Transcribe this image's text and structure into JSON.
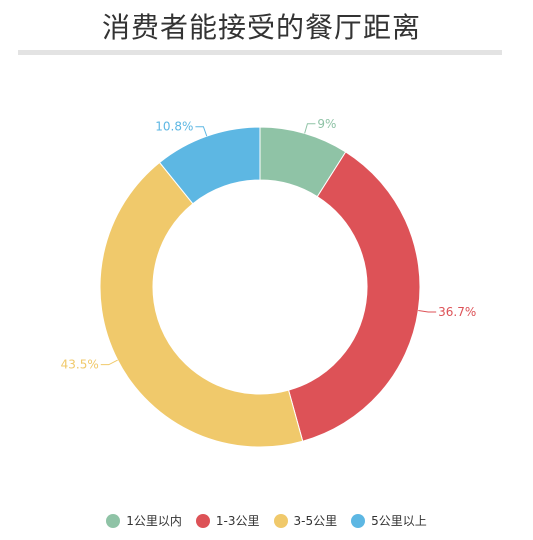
{
  "chart_data": {
    "type": "pie",
    "variant": "donut",
    "title": "消费者能接受的餐厅距离",
    "categories": [
      "1公里以内",
      "1-3公里",
      "3-5公里",
      "5公里以上"
    ],
    "values": [
      9,
      36.7,
      43.5,
      10.8
    ],
    "labels": [
      "9%",
      "36.7%",
      "43.5%",
      "10.8%"
    ],
    "colors": [
      "#8fc3a6",
      "#dd5257",
      "#f0c96b",
      "#5db7e3"
    ],
    "legend_position": "bottom"
  }
}
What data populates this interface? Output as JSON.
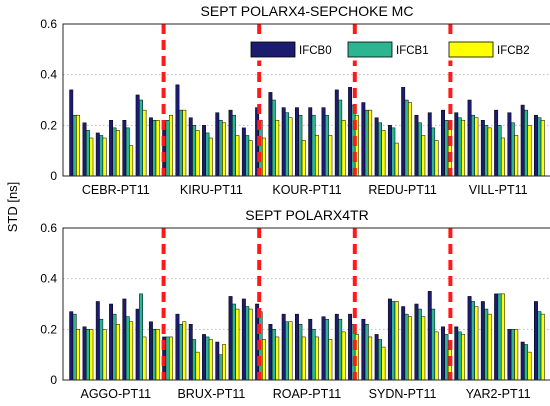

## TASK DETAILS
Reproduce all entries without any change, and omit the pictures.

## SOLVED EXERCISE
Transcribe this image's text and structure into JSON.
{
  "chart_data": {
    "type": "pie",
    "variant": "donut",
    "title": "消费者能接受的餐厅距离",
    "categories": [
      "1公里以内",
      "1-3公里",
      "3-5公里",
      "5公里以上"
    ],
    "values": [
      9,
      36.7,
      43.5,
      10.8
    ],
    "labels": [
      "9%",
      "36.7%",
      "43.5%",
      "10.8%"
    ],
    "colors": [
      "#8fc3a6",
      "#dd5257",
      "#f0c96b",
      "#5db7e3"
    ],
    "legend_position": "bottom"
  }
}
What data populates this interface? Output as JSON.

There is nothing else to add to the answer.